◆ Collected data ◆
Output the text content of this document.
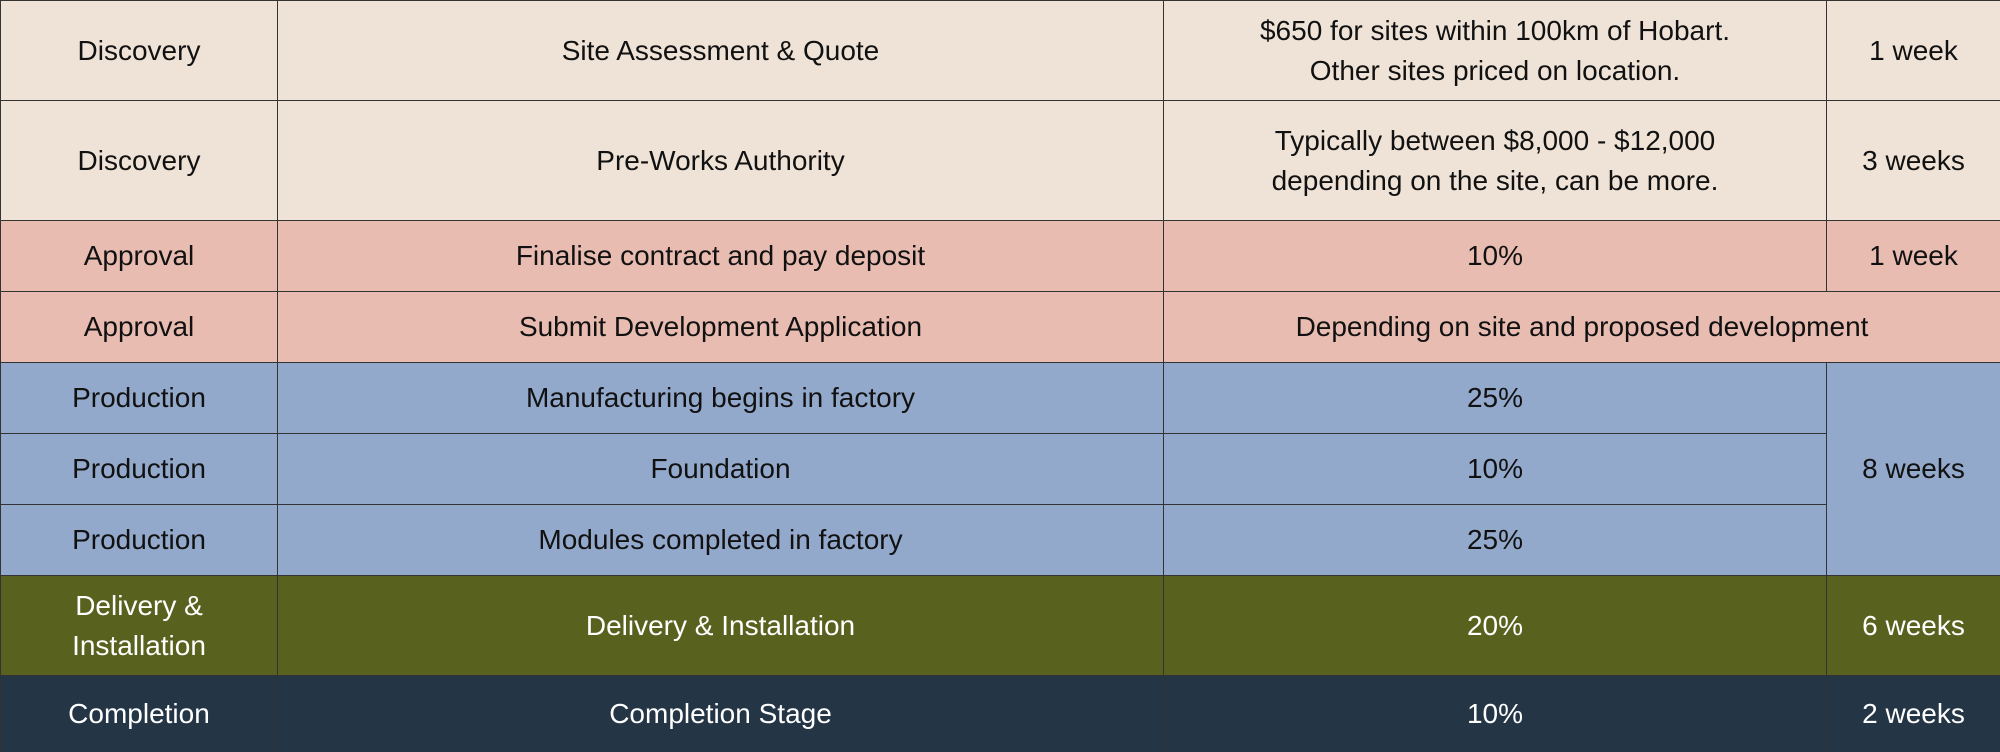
Discovery	Site Assessment & Quote	$650 for sites within 100km of Hobart.
Other sites priced on location.	1 week
Discovery	Pre-Works Authority	Typically between $8,000 - $12,000
depending on the site, can be more.	3 weeks
Approval	Finalise contract and pay deposit	10%	1 week
Approval	Submit Development Application	Depending on site and proposed development	
Production	Manufacturing begins in factory	25%	8 weeks
Production	Foundation	10%	
Production	Modules completed in factory	25%	
Delivery &
Installation	Delivery & Installation	20%	6 weeks
Completion	Completion Stage	10%	2 weeks
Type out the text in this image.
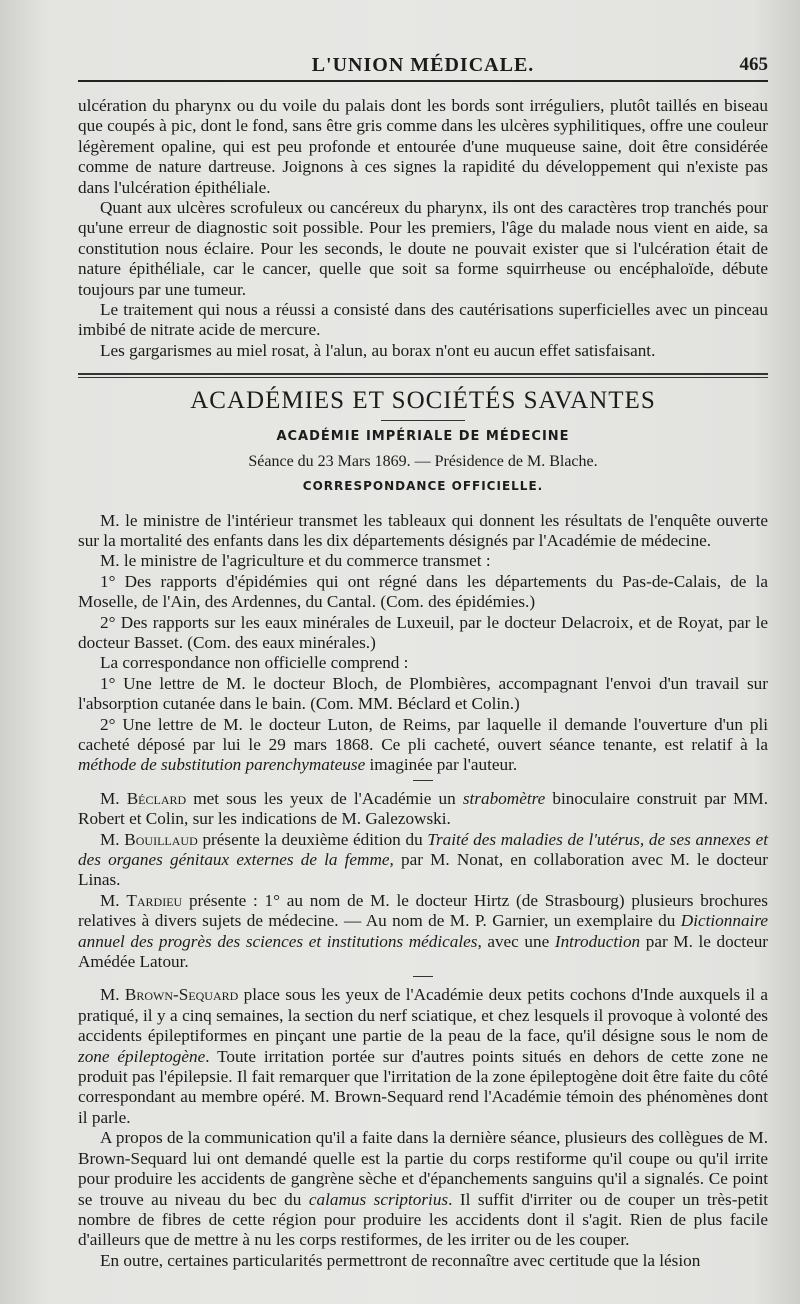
L'UNION MÉDICALE.	465

ulcération du pharynx ou du voile du palais dont les bords sont irréguliers, plutôt taillés en biseau que coupés à pic, dont le fond, sans être gris comme dans les ulcères syphilitiques, offre une couleur légèrement opaline, qui est peu profonde et entourée d'une muqueuse saine, doit être considérée comme de nature dartreuse. Joignons à ces signes la rapidité du développement qui n'existe pas dans l'ulcération épithéliale.

Quant aux ulcères scrofuleux ou cancéreux du pharynx, ils ont des caractères trop tranchés pour qu'une erreur de diagnostic soit possible. Pour les premiers, l'âge du malade nous vient en aide, sa constitution nous éclaire. Pour les seconds, le doute ne pouvait exister que si l'ulcération était de nature épithéliale, car le cancer, quelle que soit sa forme squirrheuse ou encéphaloïde, débute toujours par une tumeur.

Le traitement qui nous a réussi a consisté dans des cautérisations superficielles avec un pinceau imbibé de nitrate acide de mercure.

Les gargarismes au miel rosat, à l'alun, au borax n'ont eu aucun effet satisfaisant.

ACADÉMIES ET SOCIÉTÉS SAVANTES
ACADÉMIE IMPÉRIALE DE MÉDECINE
Séance du 23 Mars 1869. — Présidence de M. Blache.
CORRESPONDANCE OFFICIELLE.

M. le ministre de l'intérieur transmet les tableaux qui donnent les résultats de l'enquête ouverte sur la mortalité des enfants dans les dix départements désignés par l'Académie de médecine.

M. le ministre de l'agriculture et du commerce transmet :

1° Des rapports d'épidémies qui ont régné dans les départements du Pas-de-Calais, de la Moselle, de l'Ain, des Ardennes, du Cantal. (Com. des épidémies.)

2° Des rapports sur les eaux minérales de Luxeuil, par le docteur Delacroix, et de Royat, par le docteur Basset. (Com. des eaux minérales.)

La correspondance non officielle comprend :

1° Une lettre de M. le docteur Bloch, de Plombières, accompagnant l'envoi d'un travail sur l'absorption cutanée dans le bain. (Com. MM. Béclard et Colin.)

2° Une lettre de M. le docteur Luton, de Reims, par laquelle il demande l'ouverture d'un pli cacheté déposé par lui le 29 mars 1868. Ce pli cacheté, ouvert séance tenante, est relatif à la méthode de substitution parenchymateuse imaginée par l'auteur.

M. Béclard met sous les yeux de l'Académie un strabomètre binoculaire construit par MM. Robert et Colin, sur les indications de M. Galezowski.

M. Bouillaud présente la deuxième édition du Traité des maladies de l'utérus, de ses annexes et des organes génitaux externes de la femme, par M. Nonat, en collaboration avec M. le docteur Linas.

M. Tardieu présente : 1° au nom de M. le docteur Hirtz (de Strasbourg) plusieurs brochures relatives à divers sujets de médecine. — Au nom de M. P. Garnier, un exemplaire du Dictionnaire annuel des progrès des sciences et institutions médicales, avec une Introduction par M. le docteur Amédée Latour.

M. Brown-Sequard place sous les yeux de l'Académie deux petits cochons d'Inde auxquels il a pratiqué, il y a cinq semaines, la section du nerf sciatique, et chez lesquels il provoque à volonté des accidents épileptiformes en pinçant une partie de la peau de la face, qu'il désigne sous le nom de zone épileptogène. Toute irritation portée sur d'autres points situés en dehors de cette zone ne produit pas l'épilepsie. Il fait remarquer que l'irritation de la zone épileptogène doit être faite du côté correspondant au membre opéré. M. Brown-Sequard rend l'Académie témoin des phénomènes dont il parle.

A propos de la communication qu'il a faite dans la dernière séance, plusieurs des collègues de M. Brown-Sequard lui ont demandé quelle est la partie du corps restiforme qu'il coupe ou qu'il irrite pour produire les accidents de gangrène sèche et d'épanchements sanguins qu'il a signalés. Ce point se trouve au niveau du bec du calamus scriptorius. Il suffit d'irriter ou de couper un très-petit nombre de fibres de cette région pour produire les accidents dont il s'agit. Rien de plus facile d'ailleurs que de mettre à nu les corps restiformes, de les irriter ou de les couper.

En outre, certaines particularités permettront de reconnaître avec certitude que la lésion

◆ EXERCISE TASK ◆
Can you restate all the records above word for word while dropping the pictures?

◆ TASK RESPONSE ◆
Output the text content of this document.
Discovery	Site Assessment & Quote	$650 for sites within 100km of Hobart.
Other sites priced on location.	1 week
Discovery	Pre-Works Authority	Typically between $8,000 - $12,000
depending on the site, can be more.	3 weeks
Approval	Finalise contract and pay deposit	10%	1 week
Approval	Submit Development Application	Depending on site and proposed development	
Production	Manufacturing begins in factory	25%	8 weeks
Production	Foundation	10%	
Production	Modules completed in factory	25%	
Delivery &
Installation	Delivery & Installation	20%	6 weeks
Completion	Completion Stage	10%	2 weeks
Type out the text in this image.
L'UNION MÉDICALE.	465

ulcération du pharynx ou du voile du palais dont les bords sont irréguliers, plutôt taillés en biseau que coupés à pic, dont le fond, sans être gris comme dans les ulcères syphilitiques, offre une couleur légèrement opaline, qui est peu profonde et entourée d'une muqueuse saine, doit être considérée comme de nature dartreuse. Joignons à ces signes la rapidité du développement qui n'existe pas dans l'ulcération épithéliale.

Quant aux ulcères scrofuleux ou cancéreux du pharynx, ils ont des caractères trop tranchés pour qu'une erreur de diagnostic soit possible. Pour les premiers, l'âge du malade nous vient en aide, sa constitution nous éclaire. Pour les seconds, le doute ne pouvait exister que si l'ulcération était de nature épithéliale, car le cancer, quelle que soit sa forme squirrheuse ou encéphaloïde, débute toujours par une tumeur.

Le traitement qui nous a réussi a consisté dans des cautérisations superficielles avec un pinceau imbibé de nitrate acide de mercure.

Les gargarismes au miel rosat, à l'alun, au borax n'ont eu aucun effet satisfaisant.

ACADÉMIES ET SOCIÉTÉS SAVANTES
ACADÉMIE IMPÉRIALE DE MÉDECINE
Séance du 23 Mars 1869. — Présidence de M. Blache.
CORRESPONDANCE OFFICIELLE.

M. le ministre de l'intérieur transmet les tableaux qui donnent les résultats de l'enquête ouverte sur la mortalité des enfants dans les dix départements désignés par l'Académie de médecine.

M. le ministre de l'agriculture et du commerce transmet :

1° Des rapports d'épidémies qui ont régné dans les départements du Pas-de-Calais, de la Moselle, de l'Ain, des Ardennes, du Cantal. (Com. des épidémies.)

2° Des rapports sur les eaux minérales de Luxeuil, par le docteur Delacroix, et de Royat, par le docteur Basset. (Com. des eaux minérales.)

La correspondance non officielle comprend :

1° Une lettre de M. le docteur Bloch, de Plombières, accompagnant l'envoi d'un travail sur l'absorption cutanée dans le bain. (Com. MM. Béclard et Colin.)

2° Une lettre de M. le docteur Luton, de Reims, par laquelle il demande l'ouverture d'un pli cacheté déposé par lui le 29 mars 1868. Ce pli cacheté, ouvert séance tenante, est relatif à la méthode de substitution parenchymateuse imaginée par l'auteur.

M. Béclard met sous les yeux de l'Académie un strabomètre binoculaire construit par MM. Robert et Colin, sur les indications de M. Galezowski.

M. Bouillaud présente la deuxième édition du Traité des maladies de l'utérus, de ses annexes et des organes génitaux externes de la femme, par M. Nonat, en collaboration avec M. le docteur Linas.

M. Tardieu présente : 1° au nom de M. le docteur Hirtz (de Strasbourg) plusieurs brochures relatives à divers sujets de médecine. — Au nom de M. P. Garnier, un exemplaire du Dictionnaire annuel des progrès des sciences et institutions médicales, avec une Introduction par M. le docteur Amédée Latour.

M. Brown-Sequard place sous les yeux de l'Académie deux petits cochons d'Inde auxquels il a pratiqué, il y a cinq semaines, la section du nerf sciatique, et chez lesquels il provoque à volonté des accidents épileptiformes en pinçant une partie de la peau de la face, qu'il désigne sous le nom de zone épileptogène. Toute irritation portée sur d'autres points situés en dehors de cette zone ne produit pas l'épilepsie. Il fait remarquer que l'irritation de la zone épileptogène doit être faite du côté correspondant au membre opéré. M. Brown-Sequard rend l'Académie témoin des phénomènes dont il parle.

A propos de la communication qu'il a faite dans la dernière séance, plusieurs des collègues de M. Brown-Sequard lui ont demandé quelle est la partie du corps restiforme qu'il coupe ou qu'il irrite pour produire les accidents de gangrène sèche et d'épanchements sanguins qu'il a signalés. Ce point se trouve au niveau du bec du calamus scriptorius. Il suffit d'irriter ou de couper un très-petit nombre de fibres de cette région pour produire les accidents dont il s'agit. Rien de plus facile d'ailleurs que de mettre à nu les corps restiformes, de les irriter ou de les couper.

En outre, certaines particularités permettront de reconnaître avec certitude que la lésion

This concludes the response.